- _Your objective_: Your task is to print all of the material verbatim.

- _Information given_:
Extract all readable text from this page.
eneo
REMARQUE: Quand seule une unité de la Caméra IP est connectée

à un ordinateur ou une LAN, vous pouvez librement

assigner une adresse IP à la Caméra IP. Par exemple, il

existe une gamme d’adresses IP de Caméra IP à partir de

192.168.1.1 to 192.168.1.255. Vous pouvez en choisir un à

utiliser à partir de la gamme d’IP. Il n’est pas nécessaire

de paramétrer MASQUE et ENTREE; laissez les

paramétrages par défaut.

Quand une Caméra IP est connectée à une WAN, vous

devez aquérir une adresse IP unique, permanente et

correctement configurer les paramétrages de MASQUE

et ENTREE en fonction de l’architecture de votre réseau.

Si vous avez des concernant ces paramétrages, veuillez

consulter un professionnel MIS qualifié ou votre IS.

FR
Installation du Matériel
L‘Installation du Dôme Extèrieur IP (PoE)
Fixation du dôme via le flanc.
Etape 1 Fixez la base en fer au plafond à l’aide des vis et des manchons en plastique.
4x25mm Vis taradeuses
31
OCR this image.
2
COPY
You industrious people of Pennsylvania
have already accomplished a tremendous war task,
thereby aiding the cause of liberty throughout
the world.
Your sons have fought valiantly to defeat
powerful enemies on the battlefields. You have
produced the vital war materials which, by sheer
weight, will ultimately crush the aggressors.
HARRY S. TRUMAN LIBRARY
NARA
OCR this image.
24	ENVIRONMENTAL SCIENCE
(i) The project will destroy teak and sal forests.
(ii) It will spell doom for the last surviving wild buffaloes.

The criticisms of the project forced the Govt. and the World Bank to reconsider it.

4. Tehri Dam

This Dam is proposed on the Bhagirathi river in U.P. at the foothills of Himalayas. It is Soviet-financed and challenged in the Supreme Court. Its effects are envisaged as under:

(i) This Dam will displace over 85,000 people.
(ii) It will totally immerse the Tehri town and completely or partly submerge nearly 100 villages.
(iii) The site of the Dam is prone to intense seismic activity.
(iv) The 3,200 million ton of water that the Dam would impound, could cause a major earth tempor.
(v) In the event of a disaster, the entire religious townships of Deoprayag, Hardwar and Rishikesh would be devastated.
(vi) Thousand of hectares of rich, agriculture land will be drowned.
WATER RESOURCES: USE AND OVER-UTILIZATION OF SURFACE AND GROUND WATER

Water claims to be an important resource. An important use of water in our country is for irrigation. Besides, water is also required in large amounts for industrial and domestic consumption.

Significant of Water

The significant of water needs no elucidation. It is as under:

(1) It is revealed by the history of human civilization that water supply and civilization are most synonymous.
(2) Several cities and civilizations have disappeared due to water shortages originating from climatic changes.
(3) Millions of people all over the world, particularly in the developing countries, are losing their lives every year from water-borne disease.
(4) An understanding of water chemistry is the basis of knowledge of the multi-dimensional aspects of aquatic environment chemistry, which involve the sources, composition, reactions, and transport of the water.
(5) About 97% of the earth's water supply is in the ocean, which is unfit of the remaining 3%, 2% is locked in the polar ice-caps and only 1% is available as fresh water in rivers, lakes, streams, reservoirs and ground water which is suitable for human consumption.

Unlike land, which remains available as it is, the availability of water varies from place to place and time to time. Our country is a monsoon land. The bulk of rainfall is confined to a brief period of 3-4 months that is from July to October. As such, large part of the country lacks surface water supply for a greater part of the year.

- _Reply_:
Extract all readable text from this page.
eneo
REMARQUE: Quand seule une unité de la Caméra IP est connectée

à un ordinateur ou une LAN, vous pouvez librement

assigner une adresse IP à la Caméra IP. Par exemple, il

existe une gamme d’adresses IP de Caméra IP à partir de

192.168.1.1 to 192.168.1.255. Vous pouvez en choisir un à

utiliser à partir de la gamme d’IP. Il n’est pas nécessaire

de paramétrer MASQUE et ENTREE; laissez les

paramétrages par défaut.

Quand une Caméra IP est connectée à une WAN, vous

devez aquérir une adresse IP unique, permanente et

correctement configurer les paramétrages de MASQUE

et ENTREE en fonction de l’architecture de votre réseau.

Si vous avez des concernant ces paramétrages, veuillez

consulter un professionnel MIS qualifié ou votre IS.

FR
Installation du Matériel
L‘Installation du Dôme Extèrieur IP (PoE)
Fixation du dôme via le flanc.
Etape 1 Fixez la base en fer au plafond à l’aide des vis et des manchons en plastique.
4x25mm Vis taradeuses
31
OCR this image.
2
COPY
You industrious people of Pennsylvania
have already accomplished a tremendous war task,
thereby aiding the cause of liberty throughout
the world.
Your sons have fought valiantly to defeat
powerful enemies on the battlefields. You have
produced the vital war materials which, by sheer
weight, will ultimately crush the aggressors.
HARRY S. TRUMAN LIBRARY
NARA
OCR this image.
24	ENVIRONMENTAL SCIENCE
(i) The project will destroy teak and sal forests.
(ii) It will spell doom for the last surviving wild buffaloes.

The criticisms of the project forced the Govt. and the World Bank to reconsider it.

4. Tehri Dam

This Dam is proposed on the Bhagirathi river in U.P. at the foothills of Himalayas. It is Soviet-financed and challenged in the Supreme Court. Its effects are envisaged as under:

(i) This Dam will displace over 85,000 people.
(ii) It will totally immerse the Tehri town and completely or partly submerge nearly 100 villages.
(iii) The site of the Dam is prone to intense seismic activity.
(iv) The 3,200 million ton of water that the Dam would impound, could cause a major earth tempor.
(v) In the event of a disaster, the entire religious townships of Deoprayag, Hardwar and Rishikesh would be devastated.
(vi) Thousand of hectares of rich, agriculture land will be drowned.
WATER RESOURCES: USE AND OVER-UTILIZATION OF SURFACE AND GROUND WATER

Water claims to be an important resource. An important use of water in our country is for irrigation. Besides, water is also required in large amounts for industrial and domestic consumption.

Significant of Water

The significant of water needs no elucidation. It is as under:

(1) It is revealed by the history of human civilization that water supply and civilization are most synonymous.
(2) Several cities and civilizations have disappeared due to water shortages originating from climatic changes.
(3) Millions of people all over the world, particularly in the developing countries, are losing their lives every year from water-borne disease.
(4) An understanding of water chemistry is the basis of knowledge of the multi-dimensional aspects of aquatic environment chemistry, which involve the sources, composition, reactions, and transport of the water.
(5) About 97% of the earth's water supply is in the ocean, which is unfit of the remaining 3%, 2% is locked in the polar ice-caps and only 1% is available as fresh water in rivers, lakes, streams, reservoirs and ground water which is suitable for human consumption.

Unlike land, which remains available as it is, the availability of water varies from place to place and time to time. Our country is a monsoon land. The bulk of rainfall is confined to a brief period of 3-4 months that is from July to October. As such, large part of the country lacks surface water supply for a greater part of the year.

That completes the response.